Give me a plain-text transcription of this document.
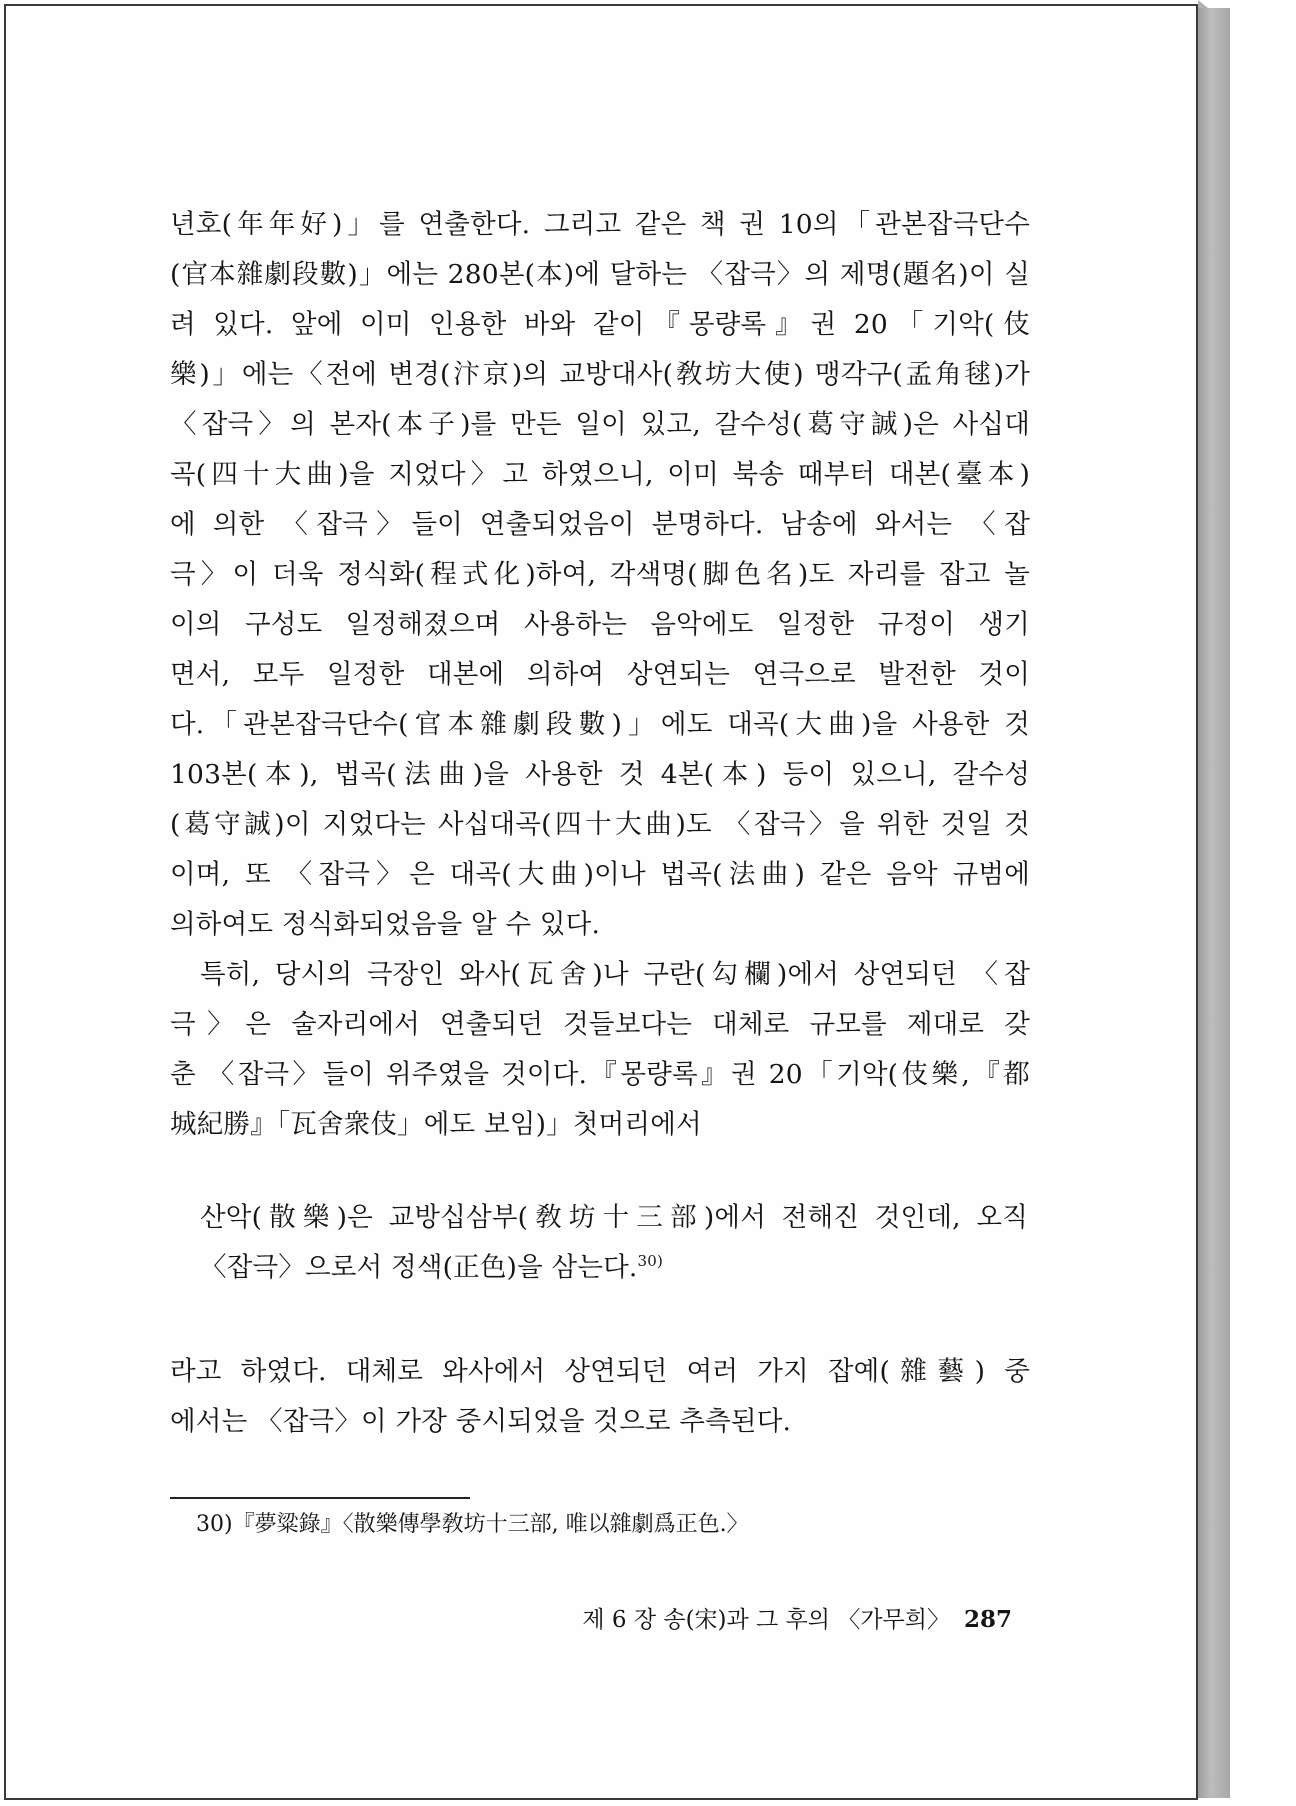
년호(年年好)」를 연출한다. 그리고 같은 책 권 10의「관본잡극단수
(官本雜劇段數)」에는 280본(本)에 달하는 〈잡극〉의 제명(題名)이 실
려 있다. 앞에 이미 인용한 바와 같이『몽량록』권 20「기악(伎
樂)」에는〈전에 변경(汴京)의 교방대사(敎坊大使) 맹각구(孟角毬)가
〈잡극〉의 본자(本子)를 만든 일이 있고, 갈수성(葛守誠)은 사십대
곡(四十大曲)을 지었다〉고 하였으니, 이미 북송 때부터 대본(臺本)
에 의한 〈잡극〉들이 연출되었음이 분명하다. 남송에 와서는 〈잡
극〉이 더욱 정식화(程式化)하여, 각색명(脚色名)도 자리를 잡고 놀
이의 구성도 일정해졌으며 사용하는 음악에도 일정한 규정이 생기
면서, 모두 일정한 대본에 의하여 상연되는 연극으로 발전한 것이
다.「관본잡극단수(官本雜劇段數)」에도 대곡(大曲)을 사용한 것
103본(本), 법곡(法曲)을 사용한 것 4본(本) 등이 있으니, 갈수성
(葛守誠)이 지었다는 사십대곡(四十大曲)도 〈잡극〉을 위한 것일 것
이며, 또 〈잡극〉은 대곡(大曲)이나 법곡(法曲) 같은 음악 규범에
의하여도 정식화되었음을 알 수 있다.
특히, 당시의 극장인 와사(瓦舍)나 구란(勾欄)에서 상연되던 〈잡
극〉은 술자리에서 연출되던 것들보다는 대체로 규모를 제대로 갖
춘 〈잡극〉들이 위주였을 것이다.『몽량록』권 20「기악(伎樂,『都
城紀勝』「瓦舍衆伎」에도 보임)」첫머리에서
산악(散樂)은 교방십삼부(敎坊十三部)에서 전해진 것인데, 오직
〈잡극〉으로서 정색(正色)을 삼는다.$^{30)}$
라고 하였다. 대체로 와사에서 상연되던 여러 가지 잡예(雜藝) 중
에서는 〈잡극〉이 가장 중시되었을 것으로 추측된다.
30)『夢粱錄』〈散樂傳學敎坊十三部, 唯以雜劇爲正色.〉
제 6 장 송(宋)과 그 후의 〈가무희〉 287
+ + + +
| What is expected |
Which lines in the listing above hold the word "상연되던"? Show each of them.

| Response below |
특히, 당시의 극장인 와사(瓦舍)나 구란(勾欄)에서 상연되던 〈잡
라고 하였다. 대체로 와사에서 상연되던 여러 가지 잡예(雜藝) 중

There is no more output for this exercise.